### [Problem requirements]
Pictures do not belong in the copy. Return all of the entries exactly.

### [Dataset items]
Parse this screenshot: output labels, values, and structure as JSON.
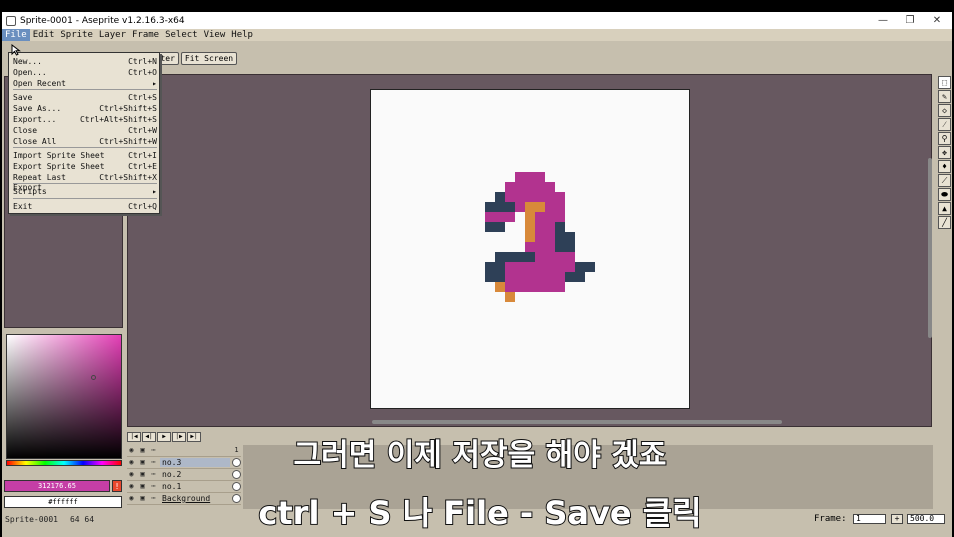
{
  "window": {
    "title": "Sprite-0001 - Aseprite v1.2.16.3-x64",
    "controls": {
      "minimize": "—",
      "maximize": "❐",
      "close": "✕"
    }
  },
  "menubar": {
    "items": [
      {
        "label": "File",
        "active": true
      },
      {
        "label": "Edit"
      },
      {
        "label": "Sprite"
      },
      {
        "label": "Layer"
      },
      {
        "label": "Frame"
      },
      {
        "label": "Select"
      },
      {
        "label": "View"
      },
      {
        "label": "Help"
      }
    ]
  },
  "toolbar": {
    "center_label": "Center",
    "fit_label": "Fit Screen"
  },
  "file_menu": {
    "items": [
      {
        "label": "New...",
        "shortcut": "Ctrl+N"
      },
      {
        "label": "Open...",
        "shortcut": "Ctrl+O"
      },
      {
        "label": "Open Recent",
        "shortcut": "▸"
      },
      {
        "label": "Save",
        "shortcut": "Ctrl+S"
      },
      {
        "label": "Save As...",
        "shortcut": "Ctrl+Shift+S"
      },
      {
        "label": "Export...",
        "shortcut": "Ctrl+Alt+Shift+S"
      },
      {
        "label": "Close",
        "shortcut": "Ctrl+W"
      },
      {
        "label": "Close All",
        "shortcut": "Ctrl+Shift+W"
      },
      {
        "label": "Import Sprite Sheet",
        "shortcut": "Ctrl+I"
      },
      {
        "label": "Export Sprite Sheet",
        "shortcut": "Ctrl+E"
      },
      {
        "label": "Repeat Last Export",
        "shortcut": "Ctrl+Shift+X"
      },
      {
        "label": "Scripts",
        "shortcut": "▸"
      },
      {
        "label": "Exit",
        "shortcut": "Ctrl+Q"
      }
    ]
  },
  "colors": {
    "foreground_hex": "312176.65",
    "background_hex": "#ffffff",
    "foreground": "#c53ea6",
    "canvas_bg": "#675860",
    "sprite_magenta": "#b2338f",
    "sprite_navy": "#2e4057",
    "sprite_orange": "#d8893a"
  },
  "layers": [
    {
      "name": "no.3",
      "selected": true
    },
    {
      "name": "no.2"
    },
    {
      "name": "no.1"
    },
    {
      "name": "Background"
    }
  ],
  "timeline": {
    "frame_number": "1"
  },
  "status": {
    "sprite_name": "Sprite-0001",
    "sprite_size": "64 64",
    "frame_label": "Frame:",
    "frame_value": "1",
    "zoom_value": "500.0"
  },
  "subtitles": {
    "line1": "그러면 이제 저장을 해야 겠죠",
    "line2": "ctrl + S 나 File - Save 클릭"
  }
}
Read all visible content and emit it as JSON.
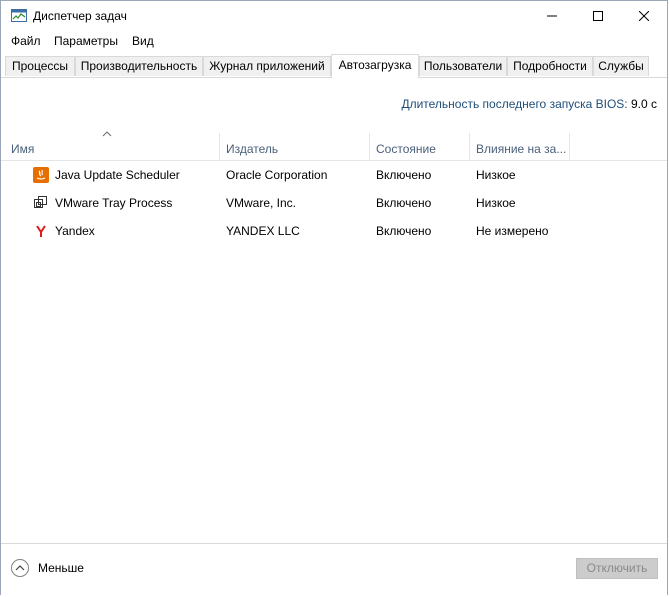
{
  "window": {
    "title": "Диспетчер задач"
  },
  "menu": [
    "Файл",
    "Параметры",
    "Вид"
  ],
  "tabs": [
    {
      "label": "Процессы",
      "active": false
    },
    {
      "label": "Производительность",
      "active": false
    },
    {
      "label": "Журнал приложений",
      "active": false
    },
    {
      "label": "Автозагрузка",
      "active": true
    },
    {
      "label": "Пользователи",
      "active": false
    },
    {
      "label": "Подробности",
      "active": false
    },
    {
      "label": "Службы",
      "active": false
    }
  ],
  "bios": {
    "label": "Длительность последнего запуска BIOS:",
    "value": "9.0 с"
  },
  "table": {
    "columns": [
      "Имя",
      "Издатель",
      "Состояние",
      "Влияние на за..."
    ],
    "sorted_column": "Имя",
    "rows": [
      {
        "icon": "java-icon",
        "name": "Java Update Scheduler",
        "publisher": "Oracle Corporation",
        "status": "Включено",
        "impact": "Низкое"
      },
      {
        "icon": "vmware-icon",
        "name": "VMware Tray Process",
        "publisher": "VMware, Inc.",
        "status": "Включено",
        "impact": "Низкое"
      },
      {
        "icon": "yandex-icon",
        "name": "Yandex",
        "publisher": "YANDEX LLC",
        "status": "Включено",
        "impact": "Не измерено"
      }
    ]
  },
  "footer": {
    "less_label": "Меньше",
    "disable_label": "Отключить"
  },
  "colors": {
    "header_text": "#4c607a",
    "bios_label": "#1f4e79",
    "disabled_button_bg": "#cccccc",
    "java_orange": "#e76f00",
    "yandex_red": "#e21b1b"
  }
}
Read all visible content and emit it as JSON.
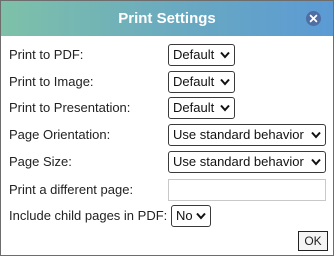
{
  "dialog": {
    "title": "Print Settings",
    "ok_label": "OK"
  },
  "fields": {
    "print_pdf": {
      "label": "Print to PDF:",
      "value": "Default"
    },
    "print_image": {
      "label": "Print to Image:",
      "value": "Default"
    },
    "print_presentation": {
      "label": "Print to Presentation:",
      "value": "Default"
    },
    "page_orientation": {
      "label": "Page Orientation:",
      "value": "Use standard behavior"
    },
    "page_size": {
      "label": "Page Size:",
      "value": "Use standard behavior"
    },
    "different_page": {
      "label": "Print a different page:",
      "value": ""
    },
    "child_pages": {
      "label": "Include child pages in PDF:",
      "value": "No"
    }
  },
  "icons": {
    "close": "close-icon",
    "dropdown": "chevron-down-icon"
  },
  "colors": {
    "title_gradient_start": "#7ec1a8",
    "title_gradient_end": "#5b9ad4",
    "close_button": "#4f6ea3"
  }
}
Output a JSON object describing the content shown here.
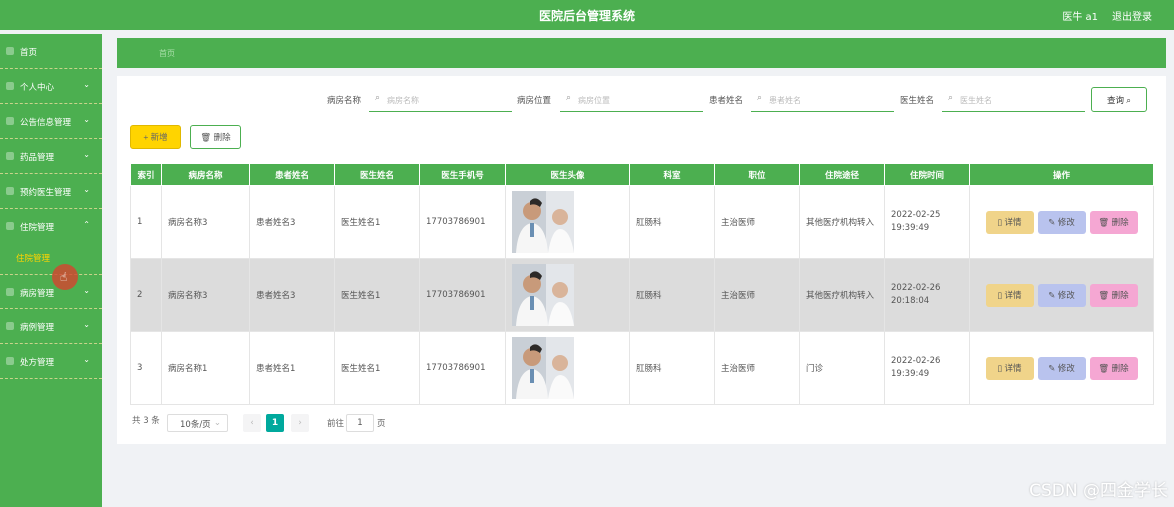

### [Result]
Parse this screenshot: output labels, values, and structure as JSON.
{
  "window": {
    "title": "Sprite-0001 - Aseprite v1.2.16.3-x64",
    "controls": {
      "minimize": "—",
      "maximize": "❐",
      "close": "✕"
    }
  },
  "menubar": {
    "items": [
      {
        "label": "File",
        "active": true
      },
      {
        "label": "Edit"
      },
      {
        "label": "Sprite"
      },
      {
        "label": "Layer"
      },
      {
        "label": "Frame"
      },
      {
        "label": "Select"
      },
      {
        "label": "View"
      },
      {
        "label": "Help"
      }
    ]
  },
  "toolbar": {
    "center_label": "Center",
    "fit_label": "Fit Screen"
  },
  "file_menu": {
    "items": [
      {
        "label": "New...",
        "shortcut": "Ctrl+N"
      },
      {
        "label": "Open...",
        "shortcut": "Ctrl+O"
      },
      {
        "label": "Open Recent",
        "shortcut": "▸"
      },
      {
        "label": "Save",
        "shortcut": "Ctrl+S"
      },
      {
        "label": "Save As...",
        "shortcut": "Ctrl+Shift+S"
      },
      {
        "label": "Export...",
        "shortcut": "Ctrl+Alt+Shift+S"
      },
      {
        "label": "Close",
        "shortcut": "Ctrl+W"
      },
      {
        "label": "Close All",
        "shortcut": "Ctrl+Shift+W"
      },
      {
        "label": "Import Sprite Sheet",
        "shortcut": "Ctrl+I"
      },
      {
        "label": "Export Sprite Sheet",
        "shortcut": "Ctrl+E"
      },
      {
        "label": "Repeat Last Export",
        "shortcut": "Ctrl+Shift+X"
      },
      {
        "label": "Scripts",
        "shortcut": "▸"
      },
      {
        "label": "Exit",
        "shortcut": "Ctrl+Q"
      }
    ]
  },
  "colors": {
    "foreground_hex": "312176.65",
    "background_hex": "#ffffff",
    "foreground": "#c53ea6",
    "canvas_bg": "#675860",
    "sprite_magenta": "#b2338f",
    "sprite_navy": "#2e4057",
    "sprite_orange": "#d8893a"
  },
  "layers": [
    {
      "name": "no.3",
      "selected": true
    },
    {
      "name": "no.2"
    },
    {
      "name": "no.1"
    },
    {
      "name": "Background"
    }
  ],
  "timeline": {
    "frame_number": "1"
  },
  "status": {
    "sprite_name": "Sprite-0001",
    "sprite_size": "64 64",
    "frame_label": "Frame:",
    "frame_value": "1",
    "zoom_value": "500.0"
  },
  "subtitles": {
    "line1": "그러면 이제 저장을 해야 겠죠",
    "line2": "ctrl + S 나 File - Save 클릭"
  }
}
Read all visible content and emit it as JSON.
{
  "window": {
    "title": "Диспетчер задач"
  },
  "menu": [
    "Файл",
    "Параметры",
    "Вид"
  ],
  "tabs": [
    {
      "label": "Процессы",
      "active": false
    },
    {
      "label": "Производительность",
      "active": false
    },
    {
      "label": "Журнал приложений",
      "active": false
    },
    {
      "label": "Автозагрузка",
      "active": true
    },
    {
      "label": "Пользователи",
      "active": false
    },
    {
      "label": "Подробности",
      "active": false
    },
    {
      "label": "Службы",
      "active": false
    }
  ],
  "bios": {
    "label": "Длительность последнего запуска BIOS:",
    "value": "9.0 с"
  },
  "table": {
    "columns": [
      "Имя",
      "Издатель",
      "Состояние",
      "Влияние на за..."
    ],
    "sorted_column": "Имя",
    "rows": [
      {
        "icon": "java-icon",
        "name": "Java Update Scheduler",
        "publisher": "Oracle Corporation",
        "status": "Включено",
        "impact": "Низкое"
      },
      {
        "icon": "vmware-icon",
        "name": "VMware Tray Process",
        "publisher": "VMware, Inc.",
        "status": "Включено",
        "impact": "Низкое"
      },
      {
        "icon": "yandex-icon",
        "name": "Yandex",
        "publisher": "YANDEX LLC",
        "status": "Включено",
        "impact": "Не измерено"
      }
    ]
  },
  "footer": {
    "less_label": "Меньше",
    "disable_label": "Отключить"
  },
  "colors": {
    "header_text": "#4c607a",
    "bios_label": "#1f4e79",
    "disabled_button_bg": "#cccccc",
    "java_orange": "#e76f00",
    "yandex_red": "#e21b1b"
  }
}
Read all visible content and emit it as JSON.
{
  "dialog": {
    "title": "Print Settings",
    "ok_label": "OK"
  },
  "fields": {
    "print_pdf": {
      "label": "Print to PDF:",
      "value": "Default"
    },
    "print_image": {
      "label": "Print to Image:",
      "value": "Default"
    },
    "print_presentation": {
      "label": "Print to Presentation:",
      "value": "Default"
    },
    "page_orientation": {
      "label": "Page Orientation:",
      "value": "Use standard behavior"
    },
    "page_size": {
      "label": "Page Size:",
      "value": "Use standard behavior"
    },
    "different_page": {
      "label": "Print a different page:",
      "value": ""
    },
    "child_pages": {
      "label": "Include child pages in PDF:",
      "value": "No"
    }
  },
  "icons": {
    "close": "close-icon",
    "dropdown": "chevron-down-icon"
  },
  "colors": {
    "title_gradient_start": "#7ec1a8",
    "title_gradient_end": "#5b9ad4",
    "close_button": "#4f6ea3"
  }
}
Output a JSON object describing the content shown here.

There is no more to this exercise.